◆ **OBJECTIVE**: Give the number of lines that contain the string "Overlay", and nothing else.

◆ **AVAILABLE DATA**:
++++

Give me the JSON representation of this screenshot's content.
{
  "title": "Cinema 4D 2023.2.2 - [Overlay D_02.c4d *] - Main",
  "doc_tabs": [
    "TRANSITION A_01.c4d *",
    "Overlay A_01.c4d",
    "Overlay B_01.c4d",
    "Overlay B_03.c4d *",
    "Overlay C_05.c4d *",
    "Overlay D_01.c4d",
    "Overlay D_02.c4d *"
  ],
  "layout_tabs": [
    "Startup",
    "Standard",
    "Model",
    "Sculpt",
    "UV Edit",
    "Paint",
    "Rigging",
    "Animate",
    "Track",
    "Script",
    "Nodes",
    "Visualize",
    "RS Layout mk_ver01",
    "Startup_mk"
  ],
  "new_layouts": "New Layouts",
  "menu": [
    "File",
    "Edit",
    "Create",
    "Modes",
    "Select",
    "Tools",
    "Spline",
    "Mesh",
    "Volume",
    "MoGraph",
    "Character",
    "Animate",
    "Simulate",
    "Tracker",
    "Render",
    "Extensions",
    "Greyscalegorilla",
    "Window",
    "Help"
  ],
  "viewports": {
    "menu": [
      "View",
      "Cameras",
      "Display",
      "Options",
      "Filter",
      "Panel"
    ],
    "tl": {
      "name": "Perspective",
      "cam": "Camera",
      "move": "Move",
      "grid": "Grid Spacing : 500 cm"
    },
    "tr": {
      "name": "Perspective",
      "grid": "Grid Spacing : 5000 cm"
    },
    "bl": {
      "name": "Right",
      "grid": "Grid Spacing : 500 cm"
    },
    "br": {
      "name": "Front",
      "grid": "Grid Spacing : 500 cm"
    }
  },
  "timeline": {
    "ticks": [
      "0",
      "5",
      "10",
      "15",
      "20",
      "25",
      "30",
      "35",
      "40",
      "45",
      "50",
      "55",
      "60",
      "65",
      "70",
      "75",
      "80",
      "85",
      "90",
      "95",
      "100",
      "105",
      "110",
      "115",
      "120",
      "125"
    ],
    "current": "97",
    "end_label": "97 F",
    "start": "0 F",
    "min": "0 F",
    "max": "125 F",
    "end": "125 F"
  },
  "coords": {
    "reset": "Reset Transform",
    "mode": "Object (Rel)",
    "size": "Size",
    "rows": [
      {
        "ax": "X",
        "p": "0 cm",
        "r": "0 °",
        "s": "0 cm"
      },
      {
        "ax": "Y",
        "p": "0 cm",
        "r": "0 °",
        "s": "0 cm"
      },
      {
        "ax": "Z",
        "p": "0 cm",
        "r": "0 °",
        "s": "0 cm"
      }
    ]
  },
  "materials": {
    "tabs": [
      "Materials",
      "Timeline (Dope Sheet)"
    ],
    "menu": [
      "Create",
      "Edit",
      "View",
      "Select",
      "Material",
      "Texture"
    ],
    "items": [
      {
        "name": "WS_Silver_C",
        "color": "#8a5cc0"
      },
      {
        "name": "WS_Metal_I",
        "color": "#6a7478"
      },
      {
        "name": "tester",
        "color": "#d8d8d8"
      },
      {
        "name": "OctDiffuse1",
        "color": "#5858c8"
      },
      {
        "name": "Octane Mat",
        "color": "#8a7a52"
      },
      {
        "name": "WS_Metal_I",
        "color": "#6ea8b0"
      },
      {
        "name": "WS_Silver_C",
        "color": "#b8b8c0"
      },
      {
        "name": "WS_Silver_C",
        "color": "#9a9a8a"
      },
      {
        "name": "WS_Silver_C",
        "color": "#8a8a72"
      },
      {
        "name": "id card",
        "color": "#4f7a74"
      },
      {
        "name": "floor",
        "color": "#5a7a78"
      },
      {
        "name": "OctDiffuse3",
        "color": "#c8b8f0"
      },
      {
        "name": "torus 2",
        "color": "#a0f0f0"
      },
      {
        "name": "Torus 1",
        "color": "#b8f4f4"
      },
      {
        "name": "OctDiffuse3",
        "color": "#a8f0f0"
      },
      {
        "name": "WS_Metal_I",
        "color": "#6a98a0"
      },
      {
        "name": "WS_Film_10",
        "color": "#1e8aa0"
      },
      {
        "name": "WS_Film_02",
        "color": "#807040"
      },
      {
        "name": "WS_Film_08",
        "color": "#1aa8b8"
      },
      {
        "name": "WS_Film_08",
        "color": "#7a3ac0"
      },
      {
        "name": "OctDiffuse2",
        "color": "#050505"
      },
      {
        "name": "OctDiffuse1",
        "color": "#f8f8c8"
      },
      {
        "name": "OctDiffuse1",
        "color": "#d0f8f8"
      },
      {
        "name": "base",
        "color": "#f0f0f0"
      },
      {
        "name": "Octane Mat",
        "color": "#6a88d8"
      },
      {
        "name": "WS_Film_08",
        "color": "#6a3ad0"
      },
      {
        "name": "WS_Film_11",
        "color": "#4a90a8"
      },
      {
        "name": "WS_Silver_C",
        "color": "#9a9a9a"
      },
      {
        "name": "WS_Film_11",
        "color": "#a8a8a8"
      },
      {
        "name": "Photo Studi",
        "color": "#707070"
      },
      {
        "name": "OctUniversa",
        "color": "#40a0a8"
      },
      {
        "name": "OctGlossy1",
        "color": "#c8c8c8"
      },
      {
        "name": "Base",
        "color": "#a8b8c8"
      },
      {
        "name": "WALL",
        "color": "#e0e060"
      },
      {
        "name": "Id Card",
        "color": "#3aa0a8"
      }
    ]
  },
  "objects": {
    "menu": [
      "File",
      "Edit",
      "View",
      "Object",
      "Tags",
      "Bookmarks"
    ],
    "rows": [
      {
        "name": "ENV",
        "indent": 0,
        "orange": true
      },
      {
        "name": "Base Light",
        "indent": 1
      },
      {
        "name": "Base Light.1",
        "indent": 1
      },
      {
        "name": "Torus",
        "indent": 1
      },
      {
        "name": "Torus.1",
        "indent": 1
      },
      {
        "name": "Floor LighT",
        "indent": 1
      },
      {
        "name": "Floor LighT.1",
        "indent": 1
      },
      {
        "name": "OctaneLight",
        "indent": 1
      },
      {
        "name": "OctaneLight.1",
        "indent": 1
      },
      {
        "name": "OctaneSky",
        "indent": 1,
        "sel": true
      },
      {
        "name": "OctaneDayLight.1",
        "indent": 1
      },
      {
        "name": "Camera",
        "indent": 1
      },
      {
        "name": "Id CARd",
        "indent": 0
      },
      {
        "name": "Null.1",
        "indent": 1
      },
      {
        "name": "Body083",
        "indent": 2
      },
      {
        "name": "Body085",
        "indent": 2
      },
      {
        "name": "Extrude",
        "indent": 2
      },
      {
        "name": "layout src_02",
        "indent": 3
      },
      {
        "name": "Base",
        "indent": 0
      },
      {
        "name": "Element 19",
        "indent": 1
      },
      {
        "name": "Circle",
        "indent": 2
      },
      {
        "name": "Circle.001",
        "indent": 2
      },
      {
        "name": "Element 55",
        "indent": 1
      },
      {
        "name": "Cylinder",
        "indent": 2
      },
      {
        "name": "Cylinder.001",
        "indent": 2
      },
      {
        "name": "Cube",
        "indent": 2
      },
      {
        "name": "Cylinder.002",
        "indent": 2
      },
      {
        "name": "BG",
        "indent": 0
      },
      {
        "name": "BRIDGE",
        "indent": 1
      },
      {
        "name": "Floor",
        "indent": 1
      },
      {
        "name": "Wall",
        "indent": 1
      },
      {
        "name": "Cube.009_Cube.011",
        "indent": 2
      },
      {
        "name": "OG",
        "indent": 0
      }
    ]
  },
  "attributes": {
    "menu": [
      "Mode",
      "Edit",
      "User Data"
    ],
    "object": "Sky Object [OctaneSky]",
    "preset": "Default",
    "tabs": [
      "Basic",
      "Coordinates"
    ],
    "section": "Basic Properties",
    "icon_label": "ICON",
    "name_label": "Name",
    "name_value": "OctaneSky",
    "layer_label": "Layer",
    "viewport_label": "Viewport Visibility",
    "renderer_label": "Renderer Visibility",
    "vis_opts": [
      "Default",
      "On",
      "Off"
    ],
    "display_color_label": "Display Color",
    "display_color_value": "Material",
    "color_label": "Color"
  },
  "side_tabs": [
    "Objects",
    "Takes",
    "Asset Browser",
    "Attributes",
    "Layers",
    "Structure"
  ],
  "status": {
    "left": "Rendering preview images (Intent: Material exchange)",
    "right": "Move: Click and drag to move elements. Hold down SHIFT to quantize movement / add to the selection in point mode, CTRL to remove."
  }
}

++++

◆ **CORRECT ANSWER**: 7